* TASK DESCRIPTION: Work out how many lines in the listing below include the word "Photoshop"; answer with the number alone.

Dataset rows
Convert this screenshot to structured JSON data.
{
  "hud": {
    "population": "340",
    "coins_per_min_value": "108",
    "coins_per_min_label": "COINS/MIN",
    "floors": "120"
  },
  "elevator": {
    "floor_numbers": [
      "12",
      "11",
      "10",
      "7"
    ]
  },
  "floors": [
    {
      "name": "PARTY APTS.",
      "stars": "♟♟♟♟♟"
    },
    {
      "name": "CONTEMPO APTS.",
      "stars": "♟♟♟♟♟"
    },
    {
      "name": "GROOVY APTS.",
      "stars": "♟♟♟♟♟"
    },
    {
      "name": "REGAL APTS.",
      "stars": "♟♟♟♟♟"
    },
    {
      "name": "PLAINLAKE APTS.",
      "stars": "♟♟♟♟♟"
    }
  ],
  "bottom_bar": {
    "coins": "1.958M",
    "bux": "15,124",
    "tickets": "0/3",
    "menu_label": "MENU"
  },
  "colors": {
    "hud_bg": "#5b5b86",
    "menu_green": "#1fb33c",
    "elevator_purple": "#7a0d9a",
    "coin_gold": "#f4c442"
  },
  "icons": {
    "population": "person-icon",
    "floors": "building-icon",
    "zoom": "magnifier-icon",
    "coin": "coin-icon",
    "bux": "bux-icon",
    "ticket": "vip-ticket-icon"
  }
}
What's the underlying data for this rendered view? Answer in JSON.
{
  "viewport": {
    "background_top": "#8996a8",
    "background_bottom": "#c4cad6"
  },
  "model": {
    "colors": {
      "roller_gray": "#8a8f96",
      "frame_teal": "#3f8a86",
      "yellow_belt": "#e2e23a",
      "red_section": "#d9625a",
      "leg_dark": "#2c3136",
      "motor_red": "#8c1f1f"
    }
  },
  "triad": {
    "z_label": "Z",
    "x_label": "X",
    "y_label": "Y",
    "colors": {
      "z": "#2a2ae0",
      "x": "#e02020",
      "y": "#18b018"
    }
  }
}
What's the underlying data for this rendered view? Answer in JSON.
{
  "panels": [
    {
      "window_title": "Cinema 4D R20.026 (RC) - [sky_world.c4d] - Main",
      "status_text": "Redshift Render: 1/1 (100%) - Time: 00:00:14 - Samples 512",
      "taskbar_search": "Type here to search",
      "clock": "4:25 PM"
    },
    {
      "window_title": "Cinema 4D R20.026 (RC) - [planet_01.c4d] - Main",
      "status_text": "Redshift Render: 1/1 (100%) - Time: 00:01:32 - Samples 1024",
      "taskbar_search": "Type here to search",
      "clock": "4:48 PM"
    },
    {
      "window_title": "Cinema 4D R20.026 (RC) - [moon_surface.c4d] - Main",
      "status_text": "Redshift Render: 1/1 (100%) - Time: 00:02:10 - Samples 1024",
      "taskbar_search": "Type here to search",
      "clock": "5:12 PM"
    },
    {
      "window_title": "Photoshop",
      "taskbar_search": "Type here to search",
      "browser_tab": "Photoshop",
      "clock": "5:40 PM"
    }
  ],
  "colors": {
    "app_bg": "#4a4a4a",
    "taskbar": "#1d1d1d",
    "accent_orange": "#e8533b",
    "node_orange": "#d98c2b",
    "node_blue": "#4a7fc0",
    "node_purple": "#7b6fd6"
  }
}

* EXPECTED ANSWER: 2